** START **

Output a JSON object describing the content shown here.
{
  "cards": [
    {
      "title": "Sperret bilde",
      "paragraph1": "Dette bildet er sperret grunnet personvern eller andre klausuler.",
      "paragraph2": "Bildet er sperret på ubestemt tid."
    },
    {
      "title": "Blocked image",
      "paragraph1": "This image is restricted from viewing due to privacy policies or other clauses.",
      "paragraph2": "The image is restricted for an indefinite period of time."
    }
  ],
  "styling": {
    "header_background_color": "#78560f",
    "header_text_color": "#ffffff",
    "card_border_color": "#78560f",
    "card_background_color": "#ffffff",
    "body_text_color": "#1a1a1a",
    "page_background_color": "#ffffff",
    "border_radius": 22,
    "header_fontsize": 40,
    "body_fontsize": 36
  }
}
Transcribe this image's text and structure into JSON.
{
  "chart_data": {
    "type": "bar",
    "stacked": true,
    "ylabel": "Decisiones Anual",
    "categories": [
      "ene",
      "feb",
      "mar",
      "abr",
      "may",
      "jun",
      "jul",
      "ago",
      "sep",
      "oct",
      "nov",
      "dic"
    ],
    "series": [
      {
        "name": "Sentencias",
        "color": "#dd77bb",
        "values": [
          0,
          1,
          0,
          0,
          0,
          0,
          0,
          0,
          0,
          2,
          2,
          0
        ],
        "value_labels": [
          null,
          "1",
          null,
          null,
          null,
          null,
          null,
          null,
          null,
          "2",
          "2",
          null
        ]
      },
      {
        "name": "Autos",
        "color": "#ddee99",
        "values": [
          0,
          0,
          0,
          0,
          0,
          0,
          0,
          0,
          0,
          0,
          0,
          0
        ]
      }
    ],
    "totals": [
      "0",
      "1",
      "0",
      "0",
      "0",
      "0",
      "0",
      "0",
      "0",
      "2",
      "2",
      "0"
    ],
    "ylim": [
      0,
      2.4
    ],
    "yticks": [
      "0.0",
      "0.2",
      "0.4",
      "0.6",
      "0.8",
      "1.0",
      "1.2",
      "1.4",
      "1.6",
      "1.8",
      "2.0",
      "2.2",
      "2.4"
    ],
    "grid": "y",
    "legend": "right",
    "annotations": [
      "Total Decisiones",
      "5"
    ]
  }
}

** END **

• _YOUR TASK_
Extract the listing in its entirety and repeat it exactly.

• _FULL SOLUTION_
Output a JSON object describing the content shown here.
{
  "cards": [
    {
      "title": "Sperret bilde",
      "paragraph1": "Dette bildet er sperret grunnet personvern eller andre klausuler.",
      "paragraph2": "Bildet er sperret på ubestemt tid."
    },
    {
      "title": "Blocked image",
      "paragraph1": "This image is restricted from viewing due to privacy policies or other clauses.",
      "paragraph2": "The image is restricted for an indefinite period of time."
    }
  ],
  "styling": {
    "header_background_color": "#78560f",
    "header_text_color": "#ffffff",
    "card_border_color": "#78560f",
    "card_background_color": "#ffffff",
    "body_text_color": "#1a1a1a",
    "page_background_color": "#ffffff",
    "border_radius": 22,
    "header_fontsize": 40,
    "body_fontsize": 36
  }
}
Transcribe this image's text and structure into JSON.
{
  "chart_data": {
    "type": "bar",
    "stacked": true,
    "ylabel": "Decisiones Anual",
    "categories": [
      "ene",
      "feb",
      "mar",
      "abr",
      "may",
      "jun",
      "jul",
      "ago",
      "sep",
      "oct",
      "nov",
      "dic"
    ],
    "series": [
      {
        "name": "Sentencias",
        "color": "#dd77bb",
        "values": [
          0,
          1,
          0,
          0,
          0,
          0,
          0,
          0,
          0,
          2,
          2,
          0
        ],
        "value_labels": [
          null,
          "1",
          null,
          null,
          null,
          null,
          null,
          null,
          null,
          "2",
          "2",
          null
        ]
      },
      {
        "name": "Autos",
        "color": "#ddee99",
        "values": [
          0,
          0,
          0,
          0,
          0,
          0,
          0,
          0,
          0,
          0,
          0,
          0
        ]
      }
    ],
    "totals": [
      "0",
      "1",
      "0",
      "0",
      "0",
      "0",
      "0",
      "0",
      "0",
      "2",
      "2",
      "0"
    ],
    "ylim": [
      0,
      2.4
    ],
    "yticks": [
      "0.0",
      "0.2",
      "0.4",
      "0.6",
      "0.8",
      "1.0",
      "1.2",
      "1.4",
      "1.6",
      "1.8",
      "2.0",
      "2.2",
      "2.4"
    ],
    "grid": "y",
    "legend": "right",
    "annotations": [
      "Total Decisiones",
      "5"
    ]
  }
}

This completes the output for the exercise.